Copy out every line exactly, passing over the pictures.

Items from a figure collection
---+---

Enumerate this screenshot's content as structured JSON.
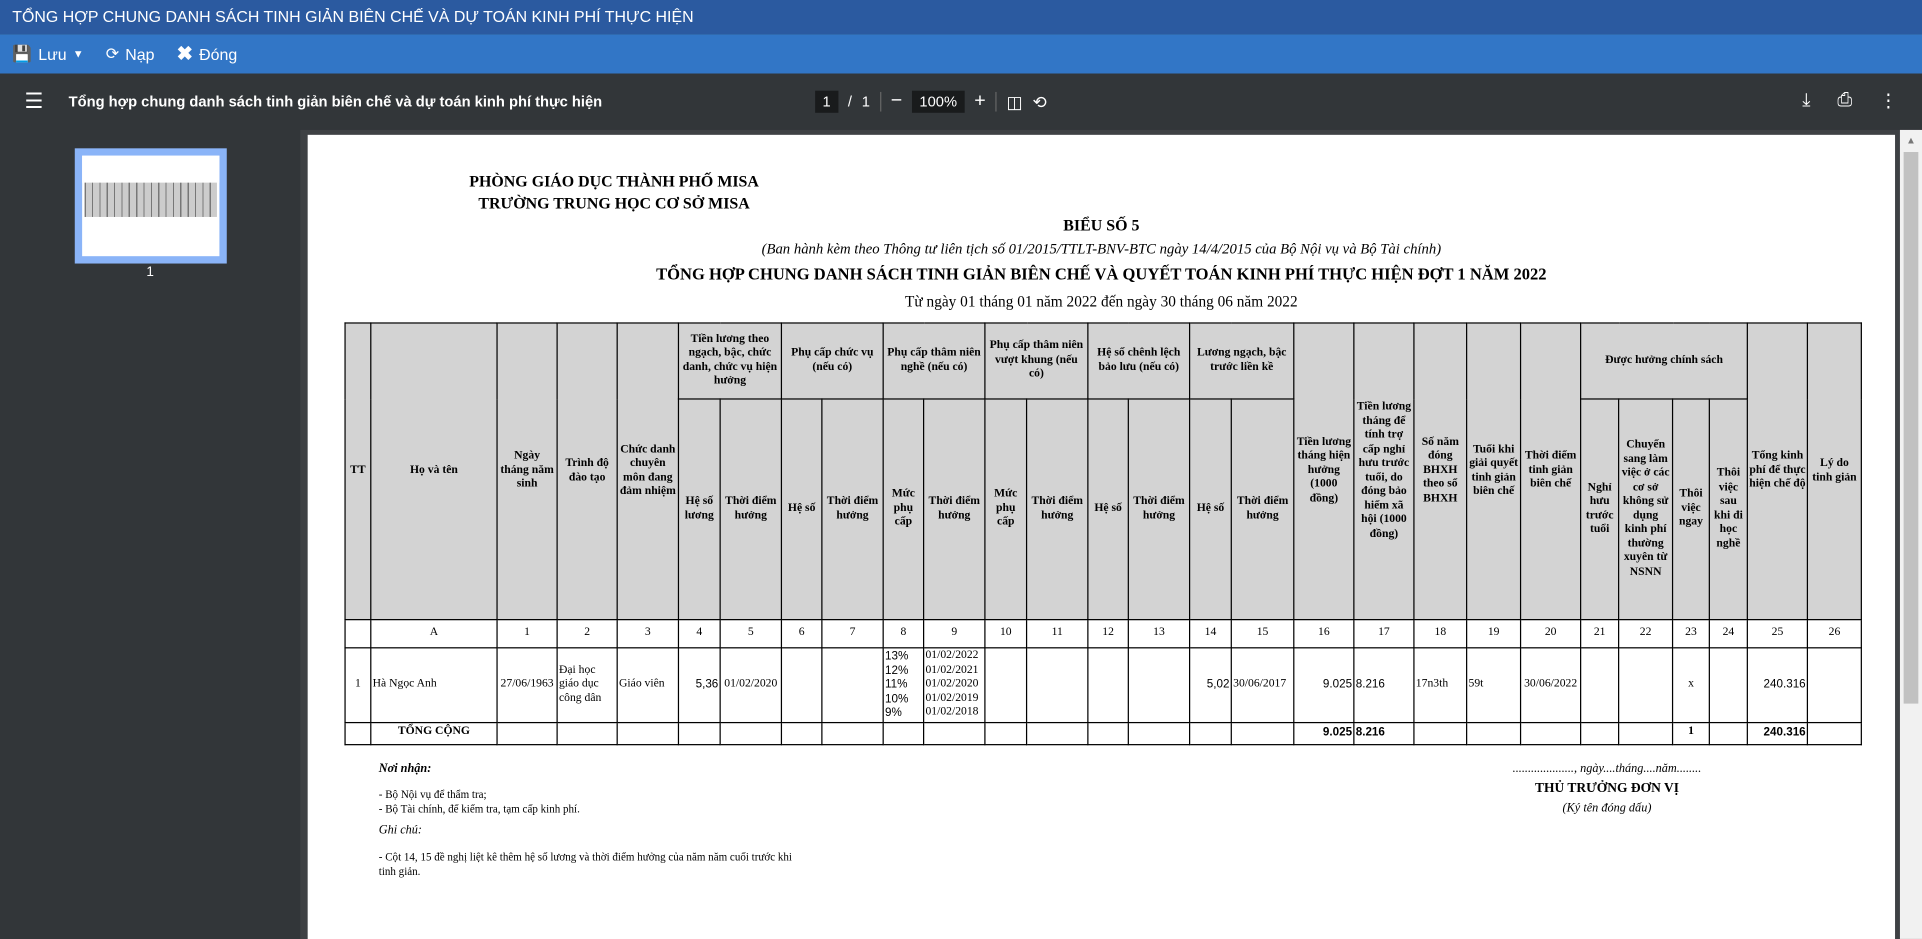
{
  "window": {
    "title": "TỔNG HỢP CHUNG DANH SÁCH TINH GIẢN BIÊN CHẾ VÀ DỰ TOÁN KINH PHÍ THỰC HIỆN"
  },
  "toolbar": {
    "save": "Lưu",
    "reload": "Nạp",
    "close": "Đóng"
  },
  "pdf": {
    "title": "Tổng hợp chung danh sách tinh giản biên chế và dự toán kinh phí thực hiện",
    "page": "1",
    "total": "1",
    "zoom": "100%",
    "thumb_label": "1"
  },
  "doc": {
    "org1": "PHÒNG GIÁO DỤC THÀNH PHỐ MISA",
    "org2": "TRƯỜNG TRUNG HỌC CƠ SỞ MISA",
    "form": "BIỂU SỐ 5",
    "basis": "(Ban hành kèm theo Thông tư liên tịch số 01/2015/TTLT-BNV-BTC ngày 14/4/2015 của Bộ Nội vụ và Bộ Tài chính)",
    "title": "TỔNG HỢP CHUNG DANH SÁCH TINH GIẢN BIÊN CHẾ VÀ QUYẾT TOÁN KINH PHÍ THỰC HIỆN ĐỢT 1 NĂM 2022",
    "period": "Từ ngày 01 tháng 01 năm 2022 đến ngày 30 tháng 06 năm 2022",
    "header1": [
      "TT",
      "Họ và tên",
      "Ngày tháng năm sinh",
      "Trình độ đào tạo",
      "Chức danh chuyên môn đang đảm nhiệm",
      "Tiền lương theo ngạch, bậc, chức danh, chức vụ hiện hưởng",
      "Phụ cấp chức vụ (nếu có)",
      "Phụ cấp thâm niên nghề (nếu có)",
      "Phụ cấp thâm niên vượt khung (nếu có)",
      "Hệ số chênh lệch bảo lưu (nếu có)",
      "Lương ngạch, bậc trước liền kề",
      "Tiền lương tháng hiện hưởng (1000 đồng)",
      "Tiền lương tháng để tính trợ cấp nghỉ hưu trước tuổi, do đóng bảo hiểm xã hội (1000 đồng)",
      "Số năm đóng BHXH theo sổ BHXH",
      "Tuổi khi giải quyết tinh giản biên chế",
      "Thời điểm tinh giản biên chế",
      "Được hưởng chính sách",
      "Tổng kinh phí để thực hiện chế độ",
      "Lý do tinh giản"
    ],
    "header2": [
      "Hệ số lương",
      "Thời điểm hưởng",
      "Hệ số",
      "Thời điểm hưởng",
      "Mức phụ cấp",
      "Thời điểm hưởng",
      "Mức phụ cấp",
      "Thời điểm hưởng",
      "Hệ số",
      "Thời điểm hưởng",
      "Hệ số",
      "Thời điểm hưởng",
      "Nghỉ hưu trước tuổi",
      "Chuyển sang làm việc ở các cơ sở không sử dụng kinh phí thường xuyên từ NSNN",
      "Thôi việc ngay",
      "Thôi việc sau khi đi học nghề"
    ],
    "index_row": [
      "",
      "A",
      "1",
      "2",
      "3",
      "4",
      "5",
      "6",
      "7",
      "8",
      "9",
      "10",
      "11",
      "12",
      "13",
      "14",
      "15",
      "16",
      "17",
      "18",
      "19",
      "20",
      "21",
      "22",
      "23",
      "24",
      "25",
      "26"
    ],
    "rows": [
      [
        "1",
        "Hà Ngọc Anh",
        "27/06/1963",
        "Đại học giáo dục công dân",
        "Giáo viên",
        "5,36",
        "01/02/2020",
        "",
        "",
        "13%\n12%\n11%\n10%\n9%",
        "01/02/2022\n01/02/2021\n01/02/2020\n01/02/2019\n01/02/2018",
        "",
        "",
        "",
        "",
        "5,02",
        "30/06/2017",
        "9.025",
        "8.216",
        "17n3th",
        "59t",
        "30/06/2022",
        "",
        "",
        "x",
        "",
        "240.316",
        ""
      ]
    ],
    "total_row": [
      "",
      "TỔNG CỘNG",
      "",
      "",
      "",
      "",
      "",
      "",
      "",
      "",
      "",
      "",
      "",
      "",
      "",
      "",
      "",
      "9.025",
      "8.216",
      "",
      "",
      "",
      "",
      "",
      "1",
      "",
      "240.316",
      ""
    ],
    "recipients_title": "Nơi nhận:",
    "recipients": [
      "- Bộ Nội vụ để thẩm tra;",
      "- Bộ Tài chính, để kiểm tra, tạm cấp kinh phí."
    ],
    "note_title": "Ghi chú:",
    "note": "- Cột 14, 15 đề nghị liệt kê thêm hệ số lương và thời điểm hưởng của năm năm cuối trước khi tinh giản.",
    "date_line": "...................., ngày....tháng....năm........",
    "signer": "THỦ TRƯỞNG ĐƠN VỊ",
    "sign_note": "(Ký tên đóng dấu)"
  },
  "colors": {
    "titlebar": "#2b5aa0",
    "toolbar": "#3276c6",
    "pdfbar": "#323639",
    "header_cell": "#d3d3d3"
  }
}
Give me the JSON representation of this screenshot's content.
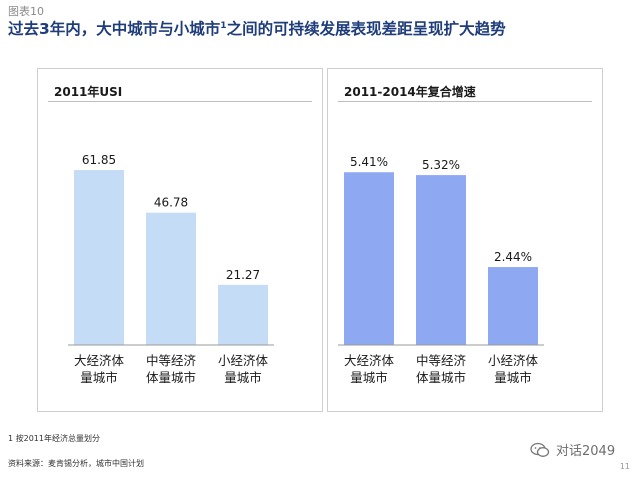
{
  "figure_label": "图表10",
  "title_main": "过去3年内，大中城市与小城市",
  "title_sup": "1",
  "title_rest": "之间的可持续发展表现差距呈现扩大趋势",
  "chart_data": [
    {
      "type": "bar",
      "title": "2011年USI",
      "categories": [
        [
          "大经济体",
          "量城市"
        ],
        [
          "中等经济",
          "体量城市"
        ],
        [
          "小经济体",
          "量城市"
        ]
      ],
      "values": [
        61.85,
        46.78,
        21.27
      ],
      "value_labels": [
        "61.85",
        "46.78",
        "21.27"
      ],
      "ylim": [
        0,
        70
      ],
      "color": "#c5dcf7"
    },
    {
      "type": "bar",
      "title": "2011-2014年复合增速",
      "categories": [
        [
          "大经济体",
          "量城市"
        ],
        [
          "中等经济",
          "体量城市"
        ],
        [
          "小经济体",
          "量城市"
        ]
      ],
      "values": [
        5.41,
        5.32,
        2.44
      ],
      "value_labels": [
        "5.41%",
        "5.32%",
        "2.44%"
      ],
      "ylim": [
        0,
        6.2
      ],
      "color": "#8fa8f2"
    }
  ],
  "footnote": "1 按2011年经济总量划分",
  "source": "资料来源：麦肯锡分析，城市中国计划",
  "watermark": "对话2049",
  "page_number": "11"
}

---+---

> **Result below**:
Enumerate this screenshot's content as structured JSON.
{
  "window": {
    "title": "TỔNG HỢP CHUNG DANH SÁCH TINH GIẢN BIÊN CHẾ VÀ DỰ TOÁN KINH PHÍ THỰC HIỆN"
  },
  "toolbar": {
    "save": "Lưu",
    "reload": "Nạp",
    "close": "Đóng"
  },
  "pdf": {
    "title": "Tổng hợp chung danh sách tinh giản biên chế và dự toán kinh phí thực hiện",
    "page": "1",
    "total": "1",
    "zoom": "100%",
    "thumb_label": "1"
  },
  "doc": {
    "org1": "PHÒNG GIÁO DỤC THÀNH PHỐ MISA",
    "org2": "TRƯỜNG TRUNG HỌC CƠ SỞ MISA",
    "form": "BIỂU SỐ 5",
    "basis": "(Ban hành kèm theo Thông tư liên tịch số 01/2015/TTLT-BNV-BTC ngày 14/4/2015 của Bộ Nội vụ và Bộ Tài chính)",
    "title": "TỔNG HỢP CHUNG DANH SÁCH TINH GIẢN BIÊN CHẾ VÀ QUYẾT TOÁN KINH PHÍ THỰC HIỆN ĐỢT 1 NĂM 2022",
    "period": "Từ ngày 01 tháng 01 năm 2022 đến ngày 30 tháng 06 năm 2022",
    "header1": [
      "TT",
      "Họ và tên",
      "Ngày tháng năm sinh",
      "Trình độ đào tạo",
      "Chức danh chuyên môn đang đảm nhiệm",
      "Tiền lương theo ngạch, bậc, chức danh, chức vụ hiện hưởng",
      "Phụ cấp chức vụ (nếu có)",
      "Phụ cấp thâm niên nghề (nếu có)",
      "Phụ cấp thâm niên vượt khung (nếu có)",
      "Hệ số chênh lệch bảo lưu (nếu có)",
      "Lương ngạch, bậc trước liền kề",
      "Tiền lương tháng hiện hưởng (1000 đồng)",
      "Tiền lương tháng để tính trợ cấp nghỉ hưu trước tuổi, do đóng bảo hiểm xã hội (1000 đồng)",
      "Số năm đóng BHXH theo sổ BHXH",
      "Tuổi khi giải quyết tinh giản biên chế",
      "Thời điểm tinh giản biên chế",
      "Được hưởng chính sách",
      "Tổng kinh phí để thực hiện chế độ",
      "Lý do tinh giản"
    ],
    "header2": [
      "Hệ số lương",
      "Thời điểm hưởng",
      "Hệ số",
      "Thời điểm hưởng",
      "Mức phụ cấp",
      "Thời điểm hưởng",
      "Mức phụ cấp",
      "Thời điểm hưởng",
      "Hệ số",
      "Thời điểm hưởng",
      "Hệ số",
      "Thời điểm hưởng",
      "Nghỉ hưu trước tuổi",
      "Chuyển sang làm việc ở các cơ sở không sử dụng kinh phí thường xuyên từ NSNN",
      "Thôi việc ngay",
      "Thôi việc sau khi đi học nghề"
    ],
    "index_row": [
      "",
      "A",
      "1",
      "2",
      "3",
      "4",
      "5",
      "6",
      "7",
      "8",
      "9",
      "10",
      "11",
      "12",
      "13",
      "14",
      "15",
      "16",
      "17",
      "18",
      "19",
      "20",
      "21",
      "22",
      "23",
      "24",
      "25",
      "26"
    ],
    "rows": [
      [
        "1",
        "Hà Ngọc Anh",
        "27/06/1963",
        "Đại học giáo dục công dân",
        "Giáo viên",
        "5,36",
        "01/02/2020",
        "",
        "",
        "13%\n12%\n11%\n10%\n9%",
        "01/02/2022\n01/02/2021\n01/02/2020\n01/02/2019\n01/02/2018",
        "",
        "",
        "",
        "",
        "5,02",
        "30/06/2017",
        "9.025",
        "8.216",
        "17n3th",
        "59t",
        "30/06/2022",
        "",
        "",
        "x",
        "",
        "240.316",
        ""
      ]
    ],
    "total_row": [
      "",
      "TỔNG CỘNG",
      "",
      "",
      "",
      "",
      "",
      "",
      "",
      "",
      "",
      "",
      "",
      "",
      "",
      "",
      "",
      "9.025",
      "8.216",
      "",
      "",
      "",
      "",
      "",
      "1",
      "",
      "240.316",
      ""
    ],
    "recipients_title": "Nơi nhận:",
    "recipients": [
      "- Bộ Nội vụ để thẩm tra;",
      "- Bộ Tài chính, để kiểm tra, tạm cấp kinh phí."
    ],
    "note_title": "Ghi chú:",
    "note": "- Cột 14, 15 đề nghị liệt kê thêm hệ số lương và thời điểm hưởng của năm năm cuối trước khi tinh giản.",
    "date_line": "...................., ngày....tháng....năm........",
    "signer": "THỦ TRƯỞNG ĐƠN VỊ",
    "sign_note": "(Ký tên đóng dấu)"
  },
  "colors": {
    "titlebar": "#2b5aa0",
    "toolbar": "#3276c6",
    "pdfbar": "#323639",
    "header_cell": "#d3d3d3"
  }
}
Give me the JSON representation of this screenshot's content.
{
  "figure_label": "图表10",
  "title_main": "过去3年内，大中城市与小城市",
  "title_sup": "1",
  "title_rest": "之间的可持续发展表现差距呈现扩大趋势",
  "chart_data": [
    {
      "type": "bar",
      "title": "2011年USI",
      "categories": [
        [
          "大经济体",
          "量城市"
        ],
        [
          "中等经济",
          "体量城市"
        ],
        [
          "小经济体",
          "量城市"
        ]
      ],
      "values": [
        61.85,
        46.78,
        21.27
      ],
      "value_labels": [
        "61.85",
        "46.78",
        "21.27"
      ],
      "ylim": [
        0,
        70
      ],
      "color": "#c5dcf7"
    },
    {
      "type": "bar",
      "title": "2011-2014年复合增速",
      "categories": [
        [
          "大经济体",
          "量城市"
        ],
        [
          "中等经济",
          "体量城市"
        ],
        [
          "小经济体",
          "量城市"
        ]
      ],
      "values": [
        5.41,
        5.32,
        2.44
      ],
      "value_labels": [
        "5.41%",
        "5.32%",
        "2.44%"
      ],
      "ylim": [
        0,
        6.2
      ],
      "color": "#8fa8f2"
    }
  ],
  "footnote": "1 按2011年经济总量划分",
  "source": "资料来源：麦肯锡分析，城市中国计划",
  "watermark": "对话2049",
  "page_number": "11"
}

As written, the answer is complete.